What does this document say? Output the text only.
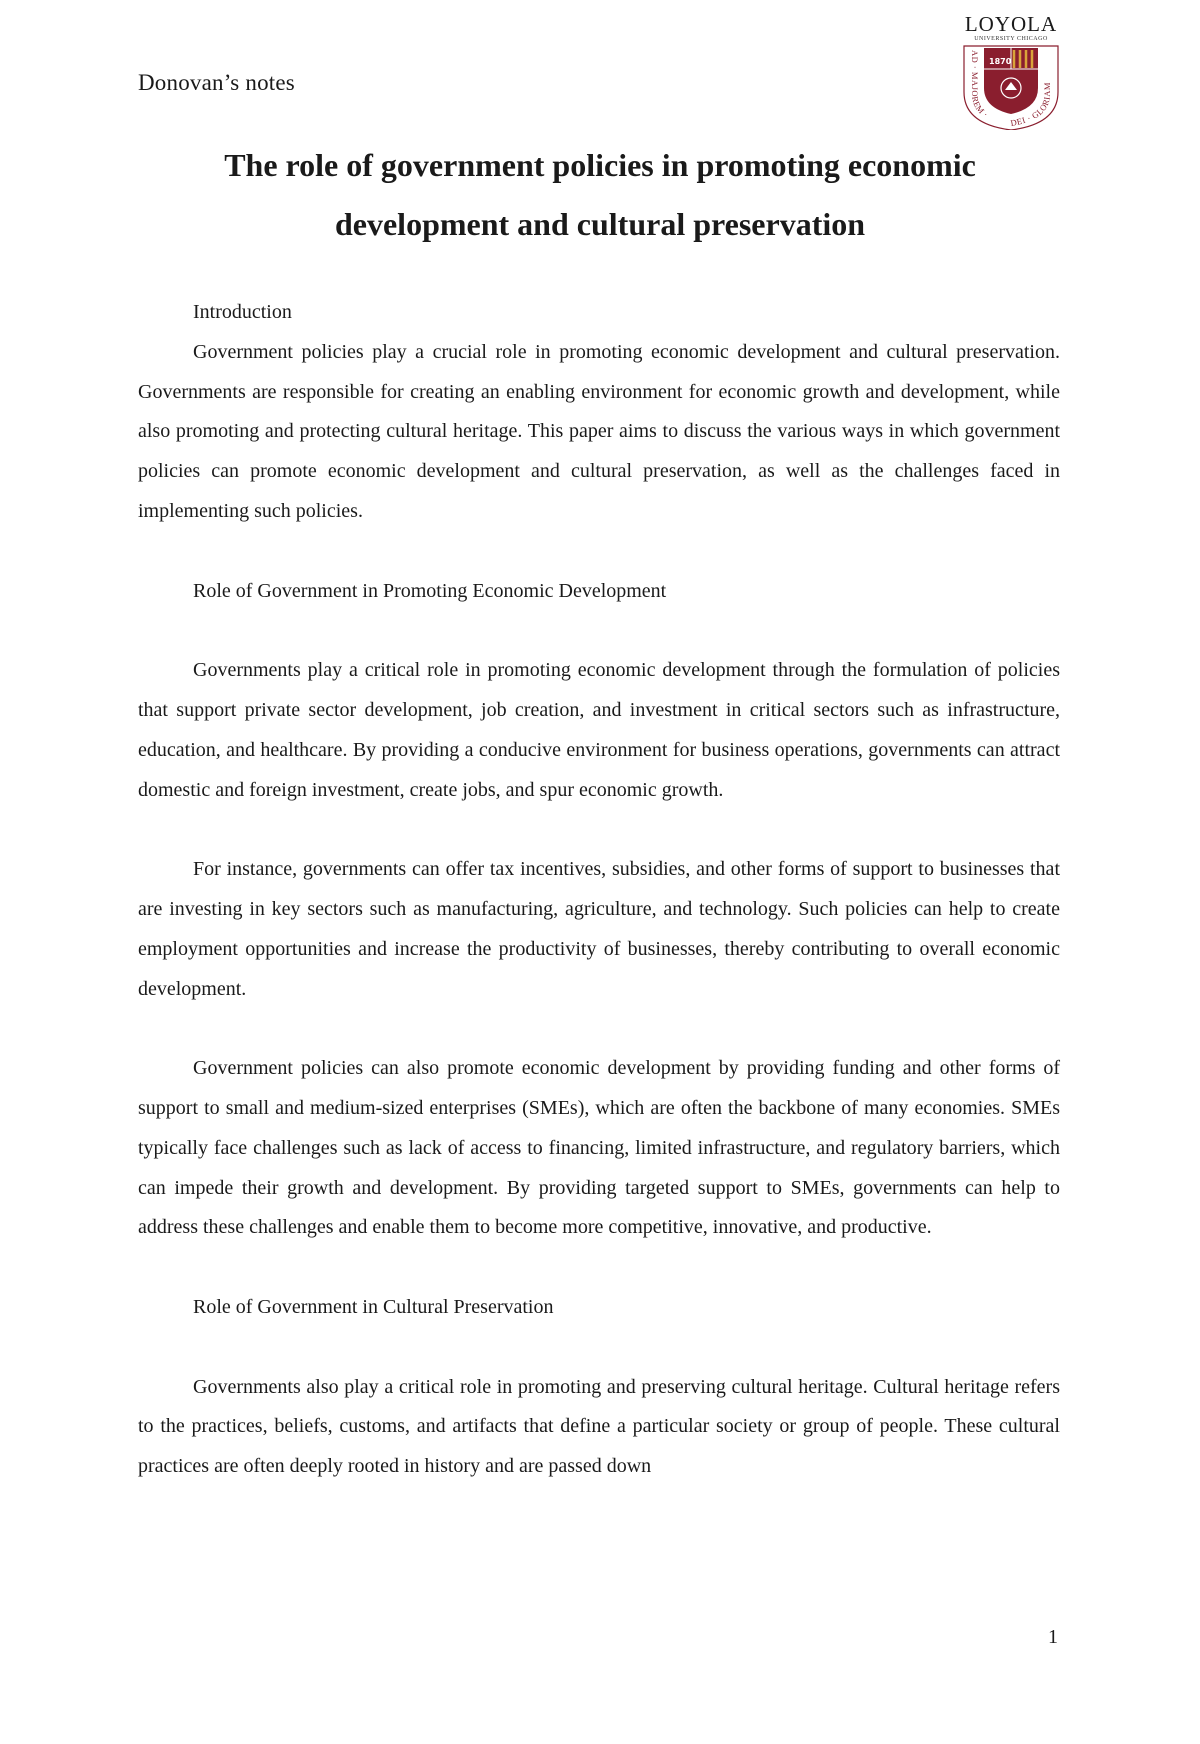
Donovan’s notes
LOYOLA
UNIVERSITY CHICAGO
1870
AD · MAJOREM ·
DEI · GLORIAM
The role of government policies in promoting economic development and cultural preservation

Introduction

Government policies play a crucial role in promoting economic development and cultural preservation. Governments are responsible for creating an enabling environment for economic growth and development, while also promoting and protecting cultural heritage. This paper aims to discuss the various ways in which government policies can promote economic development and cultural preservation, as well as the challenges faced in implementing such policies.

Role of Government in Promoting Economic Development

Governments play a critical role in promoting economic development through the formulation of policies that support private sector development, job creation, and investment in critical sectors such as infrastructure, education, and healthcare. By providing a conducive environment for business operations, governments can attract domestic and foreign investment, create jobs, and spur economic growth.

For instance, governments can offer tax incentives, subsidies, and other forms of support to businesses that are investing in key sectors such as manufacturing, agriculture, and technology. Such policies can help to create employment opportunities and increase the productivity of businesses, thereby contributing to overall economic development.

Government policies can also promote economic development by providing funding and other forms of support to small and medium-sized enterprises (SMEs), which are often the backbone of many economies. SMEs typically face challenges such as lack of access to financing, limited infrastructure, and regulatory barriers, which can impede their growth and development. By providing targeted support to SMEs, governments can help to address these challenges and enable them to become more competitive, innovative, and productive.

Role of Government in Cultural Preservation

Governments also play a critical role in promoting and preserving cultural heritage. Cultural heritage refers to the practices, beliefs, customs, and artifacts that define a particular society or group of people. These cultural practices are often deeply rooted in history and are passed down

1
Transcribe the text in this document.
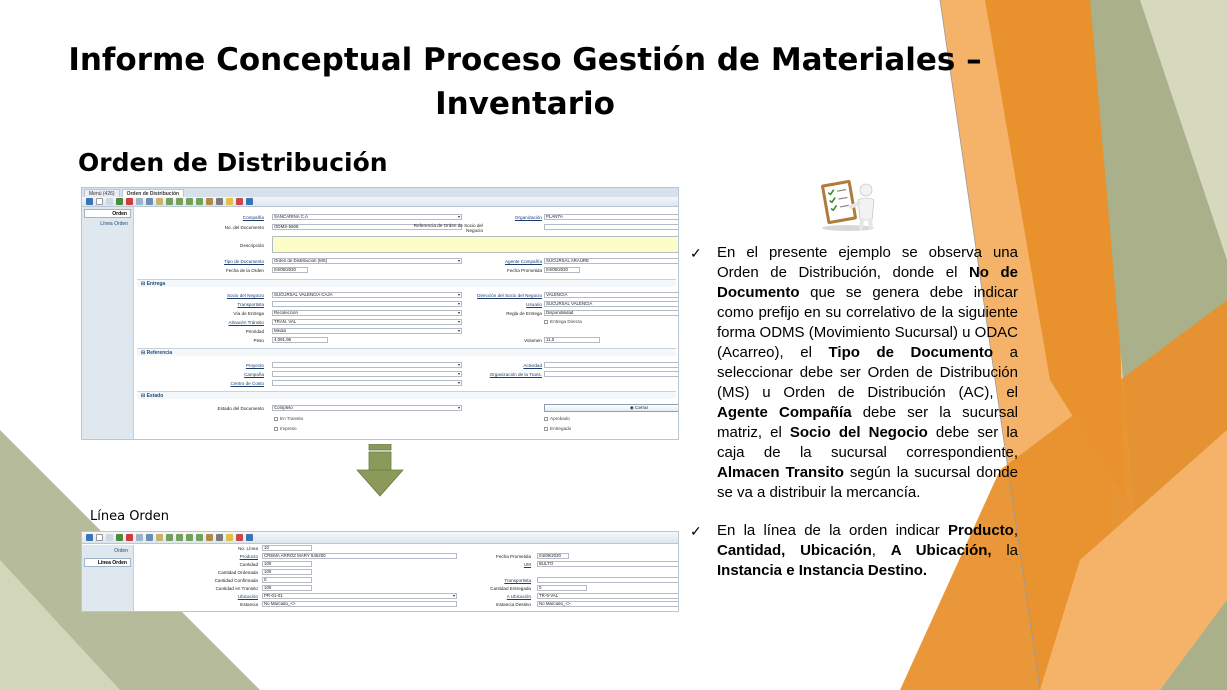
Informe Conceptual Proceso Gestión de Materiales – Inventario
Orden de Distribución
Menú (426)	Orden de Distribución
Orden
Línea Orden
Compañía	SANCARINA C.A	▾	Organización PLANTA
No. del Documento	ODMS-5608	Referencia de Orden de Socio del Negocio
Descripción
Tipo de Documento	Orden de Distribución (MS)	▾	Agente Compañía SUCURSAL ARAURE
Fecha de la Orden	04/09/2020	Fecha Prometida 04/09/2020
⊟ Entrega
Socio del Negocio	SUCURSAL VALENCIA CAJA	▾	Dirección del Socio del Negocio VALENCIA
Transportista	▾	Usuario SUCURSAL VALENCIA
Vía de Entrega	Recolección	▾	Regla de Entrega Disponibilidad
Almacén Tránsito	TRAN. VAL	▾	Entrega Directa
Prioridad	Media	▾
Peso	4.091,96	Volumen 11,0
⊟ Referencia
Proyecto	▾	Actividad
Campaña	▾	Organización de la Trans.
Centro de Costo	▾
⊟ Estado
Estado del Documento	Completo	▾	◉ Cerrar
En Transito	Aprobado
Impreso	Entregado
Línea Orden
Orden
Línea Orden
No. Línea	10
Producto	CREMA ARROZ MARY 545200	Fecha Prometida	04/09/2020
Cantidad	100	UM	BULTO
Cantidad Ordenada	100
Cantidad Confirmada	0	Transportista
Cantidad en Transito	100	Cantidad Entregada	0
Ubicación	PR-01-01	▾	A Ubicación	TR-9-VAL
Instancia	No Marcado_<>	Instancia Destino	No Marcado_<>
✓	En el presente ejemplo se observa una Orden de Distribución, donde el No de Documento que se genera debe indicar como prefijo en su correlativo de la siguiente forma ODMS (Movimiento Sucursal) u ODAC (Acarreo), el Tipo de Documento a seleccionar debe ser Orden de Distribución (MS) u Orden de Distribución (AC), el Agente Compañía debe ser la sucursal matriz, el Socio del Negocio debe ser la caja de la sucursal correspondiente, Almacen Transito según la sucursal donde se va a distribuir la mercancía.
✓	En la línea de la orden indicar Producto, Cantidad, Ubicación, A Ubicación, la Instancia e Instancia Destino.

* _STATED GOAL_
Write the records above out again exactly, with no pictures in your copy.

* _RESULT OF THE TASK_
What does this document say? Output the text only.
Donovan’s notes
LOYOLA
UNIVERSITY CHICAGO
1870
AD · MAJOREM ·
DEI · GLORIAM
The role of government policies in promoting economic development and cultural preservation

Introduction

Government policies play a crucial role in promoting economic development and cultural preservation. Governments are responsible for creating an enabling environment for economic growth and development, while also promoting and protecting cultural heritage. This paper aims to discuss the various ways in which government policies can promote economic development and cultural preservation, as well as the challenges faced in implementing such policies.

Role of Government in Promoting Economic Development

Governments play a critical role in promoting economic development through the formulation of policies that support private sector development, job creation, and investment in critical sectors such as infrastructure, education, and healthcare. By providing a conducive environment for business operations, governments can attract domestic and foreign investment, create jobs, and spur economic growth.

For instance, governments can offer tax incentives, subsidies, and other forms of support to businesses that are investing in key sectors such as manufacturing, agriculture, and technology. Such policies can help to create employment opportunities and increase the productivity of businesses, thereby contributing to overall economic development.

Government policies can also promote economic development by providing funding and other forms of support to small and medium-sized enterprises (SMEs), which are often the backbone of many economies. SMEs typically face challenges such as lack of access to financing, limited infrastructure, and regulatory barriers, which can impede their growth and development. By providing targeted support to SMEs, governments can help to address these challenges and enable them to become more competitive, innovative, and productive.

Role of Government in Cultural Preservation

Governments also play a critical role in promoting and preserving cultural heritage. Cultural heritage refers to the practices, beliefs, customs, and artifacts that define a particular society or group of people. These cultural practices are often deeply rooted in history and are passed down

1
Transcribe the text in this document.
Informe Conceptual Proceso Gestión de Materiales – Inventario
Orden de Distribución
Menú (426)	Orden de Distribución
Orden
Línea Orden
Compañía	SANCARINA C.A	▾	Organización PLANTA
No. del Documento	ODMS-5608	Referencia de Orden de Socio del Negocio
Descripción
Tipo de Documento	Orden de Distribución (MS)	▾	Agente Compañía SUCURSAL ARAURE
Fecha de la Orden	04/09/2020	Fecha Prometida 04/09/2020
⊟ Entrega
Socio del Negocio	SUCURSAL VALENCIA CAJA	▾	Dirección del Socio del Negocio VALENCIA
Transportista	▾	Usuario SUCURSAL VALENCIA
Vía de Entrega	Recolección	▾	Regla de Entrega Disponibilidad
Almacén Tránsito	TRAN. VAL	▾	Entrega Directa
Prioridad	Media	▾
Peso	4.091,96	Volumen 11,0
⊟ Referencia
Proyecto	▾	Actividad
Campaña	▾	Organización de la Trans.
Centro de Costo	▾
⊟ Estado
Estado del Documento	Completo	▾	◉ Cerrar
En Transito	Aprobado
Impreso	Entregado
Línea Orden
Orden
Línea Orden
No. Línea	10
Producto	CREMA ARROZ MARY 545200	Fecha Prometida	04/09/2020
Cantidad	100	UM	BULTO
Cantidad Ordenada	100
Cantidad Confirmada	0	Transportista
Cantidad en Transito	100	Cantidad Entregada	0
Ubicación	PR-01-01	▾	A Ubicación	TR-9-VAL
Instancia	No Marcado_<>	Instancia Destino	No Marcado_<>
✓	En el presente ejemplo se observa una Orden de Distribución, donde el No de Documento que se genera debe indicar como prefijo en su correlativo de la siguiente forma ODMS (Movimiento Sucursal) u ODAC (Acarreo), el Tipo de Documento a seleccionar debe ser Orden de Distribución (MS) u Orden de Distribución (AC), el Agente Compañía debe ser la sucursal matriz, el Socio del Negocio debe ser la caja de la sucursal correspondiente, Almacen Transito según la sucursal donde se va a distribuir la mercancía.
✓	En la línea de la orden indicar Producto, Cantidad, Ubicación, A Ubicación, la Instancia e Instancia Destino.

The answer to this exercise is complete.